Copy out lines with the word "nimikkeellä" from the material that follows.

Dataset entries

------------

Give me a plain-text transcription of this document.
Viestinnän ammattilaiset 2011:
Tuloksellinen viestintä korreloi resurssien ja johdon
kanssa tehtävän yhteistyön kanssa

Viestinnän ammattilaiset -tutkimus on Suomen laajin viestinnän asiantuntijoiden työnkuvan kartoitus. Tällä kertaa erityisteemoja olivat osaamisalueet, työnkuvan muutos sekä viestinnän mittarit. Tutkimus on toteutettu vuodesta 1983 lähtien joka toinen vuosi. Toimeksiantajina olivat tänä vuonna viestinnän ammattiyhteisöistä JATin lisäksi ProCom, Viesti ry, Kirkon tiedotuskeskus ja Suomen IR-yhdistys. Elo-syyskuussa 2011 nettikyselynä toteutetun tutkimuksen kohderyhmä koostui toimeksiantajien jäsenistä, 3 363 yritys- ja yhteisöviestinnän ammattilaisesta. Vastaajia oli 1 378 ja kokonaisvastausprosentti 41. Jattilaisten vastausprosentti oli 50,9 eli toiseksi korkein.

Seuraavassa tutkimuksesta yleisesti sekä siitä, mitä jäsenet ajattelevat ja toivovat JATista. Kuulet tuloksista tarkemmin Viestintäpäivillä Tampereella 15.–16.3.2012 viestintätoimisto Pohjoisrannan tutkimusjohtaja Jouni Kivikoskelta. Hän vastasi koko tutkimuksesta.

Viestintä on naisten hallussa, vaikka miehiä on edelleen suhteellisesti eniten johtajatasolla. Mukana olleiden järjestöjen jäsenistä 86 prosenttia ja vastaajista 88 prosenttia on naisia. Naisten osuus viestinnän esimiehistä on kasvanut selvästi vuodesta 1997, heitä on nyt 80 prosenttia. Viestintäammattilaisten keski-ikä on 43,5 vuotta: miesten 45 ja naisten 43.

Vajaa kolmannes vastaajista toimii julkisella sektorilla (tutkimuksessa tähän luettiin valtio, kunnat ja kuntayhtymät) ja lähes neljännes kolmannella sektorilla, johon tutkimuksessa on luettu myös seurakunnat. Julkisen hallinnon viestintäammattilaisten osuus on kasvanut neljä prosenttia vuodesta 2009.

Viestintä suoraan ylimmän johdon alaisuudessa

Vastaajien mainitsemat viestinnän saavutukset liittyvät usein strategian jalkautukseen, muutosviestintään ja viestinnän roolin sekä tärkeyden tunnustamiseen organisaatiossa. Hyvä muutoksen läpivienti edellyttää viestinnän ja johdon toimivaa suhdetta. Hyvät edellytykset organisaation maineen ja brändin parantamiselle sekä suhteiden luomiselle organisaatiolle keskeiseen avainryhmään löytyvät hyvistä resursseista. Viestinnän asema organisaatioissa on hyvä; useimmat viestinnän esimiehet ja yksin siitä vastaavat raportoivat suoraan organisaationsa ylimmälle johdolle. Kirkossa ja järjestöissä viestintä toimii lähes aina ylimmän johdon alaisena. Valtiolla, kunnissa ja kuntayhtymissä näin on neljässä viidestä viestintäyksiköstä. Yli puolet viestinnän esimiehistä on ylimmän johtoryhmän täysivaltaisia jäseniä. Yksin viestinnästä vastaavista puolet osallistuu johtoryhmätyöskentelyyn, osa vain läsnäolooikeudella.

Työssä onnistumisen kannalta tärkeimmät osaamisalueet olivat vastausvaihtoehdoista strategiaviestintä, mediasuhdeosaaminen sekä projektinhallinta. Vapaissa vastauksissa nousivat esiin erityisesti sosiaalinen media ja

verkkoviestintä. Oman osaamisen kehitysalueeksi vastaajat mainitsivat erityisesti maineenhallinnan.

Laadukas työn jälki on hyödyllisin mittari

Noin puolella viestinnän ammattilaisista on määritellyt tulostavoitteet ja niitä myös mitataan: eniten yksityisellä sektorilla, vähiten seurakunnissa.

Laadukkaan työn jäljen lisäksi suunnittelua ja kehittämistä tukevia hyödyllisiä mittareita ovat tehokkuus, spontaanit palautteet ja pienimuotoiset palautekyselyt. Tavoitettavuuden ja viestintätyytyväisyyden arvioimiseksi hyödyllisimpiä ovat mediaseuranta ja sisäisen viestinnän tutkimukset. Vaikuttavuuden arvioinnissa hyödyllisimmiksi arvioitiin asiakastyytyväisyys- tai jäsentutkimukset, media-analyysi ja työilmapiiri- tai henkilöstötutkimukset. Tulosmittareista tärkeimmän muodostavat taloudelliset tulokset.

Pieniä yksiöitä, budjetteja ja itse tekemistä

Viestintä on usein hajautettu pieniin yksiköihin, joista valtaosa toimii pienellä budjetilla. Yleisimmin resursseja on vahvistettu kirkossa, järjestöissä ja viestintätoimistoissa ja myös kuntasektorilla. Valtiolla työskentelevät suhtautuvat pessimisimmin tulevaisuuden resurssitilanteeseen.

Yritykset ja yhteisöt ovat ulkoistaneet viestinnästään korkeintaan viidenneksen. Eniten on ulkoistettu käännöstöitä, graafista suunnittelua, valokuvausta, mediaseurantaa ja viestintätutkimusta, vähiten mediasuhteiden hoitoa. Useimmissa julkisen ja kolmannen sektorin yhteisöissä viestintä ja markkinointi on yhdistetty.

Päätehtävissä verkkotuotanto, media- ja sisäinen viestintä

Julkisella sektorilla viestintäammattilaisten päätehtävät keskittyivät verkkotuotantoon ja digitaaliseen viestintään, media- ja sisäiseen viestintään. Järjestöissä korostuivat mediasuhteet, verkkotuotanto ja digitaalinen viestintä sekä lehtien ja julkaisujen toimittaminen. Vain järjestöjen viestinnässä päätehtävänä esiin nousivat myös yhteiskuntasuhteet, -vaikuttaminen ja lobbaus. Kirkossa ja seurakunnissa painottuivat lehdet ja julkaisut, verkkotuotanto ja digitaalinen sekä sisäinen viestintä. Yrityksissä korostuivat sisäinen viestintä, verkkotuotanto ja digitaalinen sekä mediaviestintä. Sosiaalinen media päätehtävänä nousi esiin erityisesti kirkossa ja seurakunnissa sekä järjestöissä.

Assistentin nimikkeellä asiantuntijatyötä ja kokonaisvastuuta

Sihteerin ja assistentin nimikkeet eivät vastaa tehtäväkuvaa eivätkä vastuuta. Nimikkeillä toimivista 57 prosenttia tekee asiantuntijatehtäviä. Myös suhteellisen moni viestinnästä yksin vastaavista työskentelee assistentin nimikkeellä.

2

------------

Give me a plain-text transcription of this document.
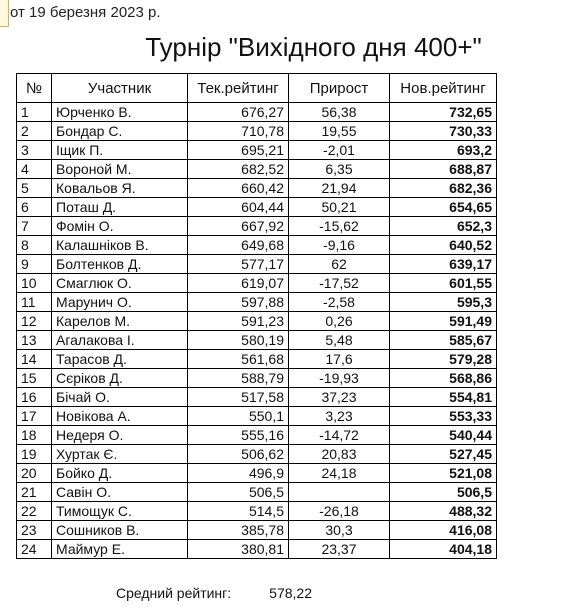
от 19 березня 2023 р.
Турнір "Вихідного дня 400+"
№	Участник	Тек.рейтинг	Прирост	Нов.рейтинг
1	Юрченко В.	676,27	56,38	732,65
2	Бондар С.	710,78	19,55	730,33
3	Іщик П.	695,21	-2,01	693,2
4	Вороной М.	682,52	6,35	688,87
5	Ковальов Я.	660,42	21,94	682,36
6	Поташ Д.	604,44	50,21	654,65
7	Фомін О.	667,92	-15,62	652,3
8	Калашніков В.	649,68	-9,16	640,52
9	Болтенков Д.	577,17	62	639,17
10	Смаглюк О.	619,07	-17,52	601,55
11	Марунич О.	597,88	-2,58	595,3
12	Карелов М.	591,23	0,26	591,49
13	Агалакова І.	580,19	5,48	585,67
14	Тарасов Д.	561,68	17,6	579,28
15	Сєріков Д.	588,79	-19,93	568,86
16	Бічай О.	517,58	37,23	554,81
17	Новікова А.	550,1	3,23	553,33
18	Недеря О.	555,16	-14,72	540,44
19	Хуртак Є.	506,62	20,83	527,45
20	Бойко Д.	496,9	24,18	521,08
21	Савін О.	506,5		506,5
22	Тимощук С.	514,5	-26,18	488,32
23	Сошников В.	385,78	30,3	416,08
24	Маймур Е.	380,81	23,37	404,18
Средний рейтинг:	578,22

------------

- _WORKED SOLUTION_:
Assistentin nimikkeellä asiantuntijatyötä ja kokonaisvastuuta
Sihteerin ja assistentin nimikkeet eivät vastaa tehtäväkuvaa eivätkä vastuuta. Nimikkeillä toimivista 57 prosenttia tekee asiantuntijatehtäviä. Myös suhteellisen moni viestinnästä yksin vastaavista työskentelee assistentin nimikkeellä.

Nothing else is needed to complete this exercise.